▶ [DIRECTIONS]: What follows is a set of records; repeat all of them exactly.

▶ [RECORD EXTRACTS]:
##########
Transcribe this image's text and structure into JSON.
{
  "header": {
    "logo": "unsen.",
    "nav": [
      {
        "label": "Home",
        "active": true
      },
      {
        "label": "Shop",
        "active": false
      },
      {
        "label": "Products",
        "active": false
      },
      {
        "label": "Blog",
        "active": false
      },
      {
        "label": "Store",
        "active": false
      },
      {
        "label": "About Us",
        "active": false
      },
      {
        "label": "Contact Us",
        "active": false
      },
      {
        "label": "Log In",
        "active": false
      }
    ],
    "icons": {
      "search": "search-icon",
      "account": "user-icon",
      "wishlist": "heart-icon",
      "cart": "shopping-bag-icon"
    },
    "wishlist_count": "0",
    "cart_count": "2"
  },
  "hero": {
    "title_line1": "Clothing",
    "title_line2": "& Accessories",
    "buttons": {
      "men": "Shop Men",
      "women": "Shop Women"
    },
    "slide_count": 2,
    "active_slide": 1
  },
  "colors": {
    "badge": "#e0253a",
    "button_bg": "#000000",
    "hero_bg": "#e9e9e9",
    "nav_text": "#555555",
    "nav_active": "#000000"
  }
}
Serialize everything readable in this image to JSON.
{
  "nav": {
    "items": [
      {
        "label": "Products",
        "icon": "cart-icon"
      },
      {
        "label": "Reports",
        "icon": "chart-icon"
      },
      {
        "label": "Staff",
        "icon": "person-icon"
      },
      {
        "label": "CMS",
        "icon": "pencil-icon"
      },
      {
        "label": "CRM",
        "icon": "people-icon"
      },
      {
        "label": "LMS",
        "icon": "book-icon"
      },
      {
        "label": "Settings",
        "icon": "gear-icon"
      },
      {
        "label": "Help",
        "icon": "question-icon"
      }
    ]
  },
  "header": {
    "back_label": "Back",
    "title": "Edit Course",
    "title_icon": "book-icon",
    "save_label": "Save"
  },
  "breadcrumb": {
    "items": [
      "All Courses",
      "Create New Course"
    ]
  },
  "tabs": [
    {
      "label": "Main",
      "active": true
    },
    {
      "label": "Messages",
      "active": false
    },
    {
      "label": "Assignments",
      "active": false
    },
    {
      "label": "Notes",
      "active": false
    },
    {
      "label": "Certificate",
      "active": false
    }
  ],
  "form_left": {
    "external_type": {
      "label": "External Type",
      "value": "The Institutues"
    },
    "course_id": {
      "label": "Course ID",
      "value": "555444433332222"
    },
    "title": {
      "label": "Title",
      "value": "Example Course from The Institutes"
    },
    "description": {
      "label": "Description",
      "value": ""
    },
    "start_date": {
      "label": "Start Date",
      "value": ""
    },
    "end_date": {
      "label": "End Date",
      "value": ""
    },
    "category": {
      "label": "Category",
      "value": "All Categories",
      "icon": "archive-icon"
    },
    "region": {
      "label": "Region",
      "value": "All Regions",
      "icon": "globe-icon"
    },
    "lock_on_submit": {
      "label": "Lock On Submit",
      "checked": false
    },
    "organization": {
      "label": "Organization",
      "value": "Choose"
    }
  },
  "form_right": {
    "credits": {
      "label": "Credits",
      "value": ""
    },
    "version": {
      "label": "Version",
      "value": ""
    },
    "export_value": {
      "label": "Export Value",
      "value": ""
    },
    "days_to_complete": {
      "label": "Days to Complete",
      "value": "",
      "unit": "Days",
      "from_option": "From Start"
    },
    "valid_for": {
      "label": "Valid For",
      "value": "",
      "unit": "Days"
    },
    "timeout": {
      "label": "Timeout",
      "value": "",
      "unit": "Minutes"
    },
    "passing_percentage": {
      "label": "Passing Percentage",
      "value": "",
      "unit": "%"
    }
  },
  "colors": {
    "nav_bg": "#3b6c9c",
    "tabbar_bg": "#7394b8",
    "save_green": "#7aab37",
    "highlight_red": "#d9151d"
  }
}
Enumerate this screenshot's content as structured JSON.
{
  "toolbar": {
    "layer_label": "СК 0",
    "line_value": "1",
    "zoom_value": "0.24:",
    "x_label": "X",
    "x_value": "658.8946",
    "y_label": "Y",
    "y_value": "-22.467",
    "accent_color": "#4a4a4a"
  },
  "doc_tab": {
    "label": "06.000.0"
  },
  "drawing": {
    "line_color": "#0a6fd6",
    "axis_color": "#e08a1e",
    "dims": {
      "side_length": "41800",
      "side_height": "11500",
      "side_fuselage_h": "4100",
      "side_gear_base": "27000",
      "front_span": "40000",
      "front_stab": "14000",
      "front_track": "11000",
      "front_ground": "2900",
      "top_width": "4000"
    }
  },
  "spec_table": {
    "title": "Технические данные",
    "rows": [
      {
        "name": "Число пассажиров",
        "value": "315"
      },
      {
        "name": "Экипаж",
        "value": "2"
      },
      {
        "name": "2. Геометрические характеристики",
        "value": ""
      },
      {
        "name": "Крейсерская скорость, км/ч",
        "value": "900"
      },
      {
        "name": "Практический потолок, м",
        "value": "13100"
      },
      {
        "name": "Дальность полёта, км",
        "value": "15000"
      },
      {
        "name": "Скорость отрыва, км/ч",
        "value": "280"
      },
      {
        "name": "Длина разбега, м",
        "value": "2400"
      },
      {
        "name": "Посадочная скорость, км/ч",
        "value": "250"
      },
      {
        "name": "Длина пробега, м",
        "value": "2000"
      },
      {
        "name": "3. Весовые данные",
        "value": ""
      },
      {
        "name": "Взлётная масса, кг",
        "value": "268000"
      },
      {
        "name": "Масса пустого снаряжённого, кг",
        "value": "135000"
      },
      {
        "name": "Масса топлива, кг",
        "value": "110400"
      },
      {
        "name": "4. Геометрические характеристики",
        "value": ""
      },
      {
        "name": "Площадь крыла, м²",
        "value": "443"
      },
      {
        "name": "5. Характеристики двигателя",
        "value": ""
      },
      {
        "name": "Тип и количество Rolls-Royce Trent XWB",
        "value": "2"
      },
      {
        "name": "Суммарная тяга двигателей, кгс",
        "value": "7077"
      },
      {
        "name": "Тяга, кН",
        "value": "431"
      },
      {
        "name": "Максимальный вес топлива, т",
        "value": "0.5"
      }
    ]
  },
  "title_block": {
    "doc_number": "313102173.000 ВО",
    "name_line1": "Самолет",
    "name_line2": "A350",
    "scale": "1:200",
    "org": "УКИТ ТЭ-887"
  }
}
##########
▶ [RESULT OF THE TASK]:
Transcribe this image's text and structure into JSON.
{
  "header": {
    "logo": "unsen.",
    "nav": [
      {
        "label": "Home",
        "active": true
      },
      {
        "label": "Shop",
        "active": false
      },
      {
        "label": "Products",
        "active": false
      },
      {
        "label": "Blog",
        "active": false
      },
      {
        "label": "Store",
        "active": false
      },
      {
        "label": "About Us",
        "active": false
      },
      {
        "label": "Contact Us",
        "active": false
      },
      {
        "label": "Log In",
        "active": false
      }
    ],
    "icons": {
      "search": "search-icon",
      "account": "user-icon",
      "wishlist": "heart-icon",
      "cart": "shopping-bag-icon"
    },
    "wishlist_count": "0",
    "cart_count": "2"
  },
  "hero": {
    "title_line1": "Clothing",
    "title_line2": "& Accessories",
    "buttons": {
      "men": "Shop Men",
      "women": "Shop Women"
    },
    "slide_count": 2,
    "active_slide": 1
  },
  "colors": {
    "badge": "#e0253a",
    "button_bg": "#000000",
    "hero_bg": "#e9e9e9",
    "nav_text": "#555555",
    "nav_active": "#000000"
  }
}
Serialize everything readable in this image to JSON.
{
  "nav": {
    "items": [
      {
        "label": "Products",
        "icon": "cart-icon"
      },
      {
        "label": "Reports",
        "icon": "chart-icon"
      },
      {
        "label": "Staff",
        "icon": "person-icon"
      },
      {
        "label": "CMS",
        "icon": "pencil-icon"
      },
      {
        "label": "CRM",
        "icon": "people-icon"
      },
      {
        "label": "LMS",
        "icon": "book-icon"
      },
      {
        "label": "Settings",
        "icon": "gear-icon"
      },
      {
        "label": "Help",
        "icon": "question-icon"
      }
    ]
  },
  "header": {
    "back_label": "Back",
    "title": "Edit Course",
    "title_icon": "book-icon",
    "save_label": "Save"
  },
  "breadcrumb": {
    "items": [
      "All Courses",
      "Create New Course"
    ]
  },
  "tabs": [
    {
      "label": "Main",
      "active": true
    },
    {
      "label": "Messages",
      "active": false
    },
    {
      "label": "Assignments",
      "active": false
    },
    {
      "label": "Notes",
      "active": false
    },
    {
      "label": "Certificate",
      "active": false
    }
  ],
  "form_left": {
    "external_type": {
      "label": "External Type",
      "value": "The Institutues"
    },
    "course_id": {
      "label": "Course ID",
      "value": "555444433332222"
    },
    "title": {
      "label": "Title",
      "value": "Example Course from The Institutes"
    },
    "description": {
      "label": "Description",
      "value": ""
    },
    "start_date": {
      "label": "Start Date",
      "value": ""
    },
    "end_date": {
      "label": "End Date",
      "value": ""
    },
    "category": {
      "label": "Category",
      "value": "All Categories",
      "icon": "archive-icon"
    },
    "region": {
      "label": "Region",
      "value": "All Regions",
      "icon": "globe-icon"
    },
    "lock_on_submit": {
      "label": "Lock On Submit",
      "checked": false
    },
    "organization": {
      "label": "Organization",
      "value": "Choose"
    }
  },
  "form_right": {
    "credits": {
      "label": "Credits",
      "value": ""
    },
    "version": {
      "label": "Version",
      "value": ""
    },
    "export_value": {
      "label": "Export Value",
      "value": ""
    },
    "days_to_complete": {
      "label": "Days to Complete",
      "value": "",
      "unit": "Days",
      "from_option": "From Start"
    },
    "valid_for": {
      "label": "Valid For",
      "value": "",
      "unit": "Days"
    },
    "timeout": {
      "label": "Timeout",
      "value": "",
      "unit": "Minutes"
    },
    "passing_percentage": {
      "label": "Passing Percentage",
      "value": "",
      "unit": "%"
    }
  },
  "colors": {
    "nav_bg": "#3b6c9c",
    "tabbar_bg": "#7394b8",
    "save_green": "#7aab37",
    "highlight_red": "#d9151d"
  }
}
Enumerate this screenshot's content as structured JSON.
{
  "toolbar": {
    "layer_label": "СК 0",
    "line_value": "1",
    "zoom_value": "0.24:",
    "x_label": "X",
    "x_value": "658.8946",
    "y_label": "Y",
    "y_value": "-22.467",
    "accent_color": "#4a4a4a"
  },
  "doc_tab": {
    "label": "06.000.0"
  },
  "drawing": {
    "line_color": "#0a6fd6",
    "axis_color": "#e08a1e",
    "dims": {
      "side_length": "41800",
      "side_height": "11500",
      "side_fuselage_h": "4100",
      "side_gear_base": "27000",
      "front_span": "40000",
      "front_stab": "14000",
      "front_track": "11000",
      "front_ground": "2900",
      "top_width": "4000"
    }
  },
  "spec_table": {
    "title": "Технические данные",
    "rows": [
      {
        "name": "Число пассажиров",
        "value": "315"
      },
      {
        "name": "Экипаж",
        "value": "2"
      },
      {
        "name": "2. Геометрические характеристики",
        "value": ""
      },
      {
        "name": "Крейсерская скорость, км/ч",
        "value": "900"
      },
      {
        "name": "Практический потолок, м",
        "value": "13100"
      },
      {
        "name": "Дальность полёта, км",
        "value": "15000"
      },
      {
        "name": "Скорость отрыва, км/ч",
        "value": "280"
      },
      {
        "name": "Длина разбега, м",
        "value": "2400"
      },
      {
        "name": "Посадочная скорость, км/ч",
        "value": "250"
      },
      {
        "name": "Длина пробега, м",
        "value": "2000"
      },
      {
        "name": "3. Весовые данные",
        "value": ""
      },
      {
        "name": "Взлётная масса, кг",
        "value": "268000"
      },
      {
        "name": "Масса пустого снаряжённого, кг",
        "value": "135000"
      },
      {
        "name": "Масса топлива, кг",
        "value": "110400"
      },
      {
        "name": "4. Геометрические характеристики",
        "value": ""
      },
      {
        "name": "Площадь крыла, м²",
        "value": "443"
      },
      {
        "name": "5. Характеристики двигателя",
        "value": ""
      },
      {
        "name": "Тип и количество Rolls-Royce Trent XWB",
        "value": "2"
      },
      {
        "name": "Суммарная тяга двигателей, кгс",
        "value": "7077"
      },
      {
        "name": "Тяга, кН",
        "value": "431"
      },
      {
        "name": "Максимальный вес топлива, т",
        "value": "0.5"
      }
    ]
  },
  "title_block": {
    "doc_number": "313102173.000 ВО",
    "name_line1": "Самолет",
    "name_line2": "A350",
    "scale": "1:200",
    "org": "УКИТ ТЭ-887"
  }
}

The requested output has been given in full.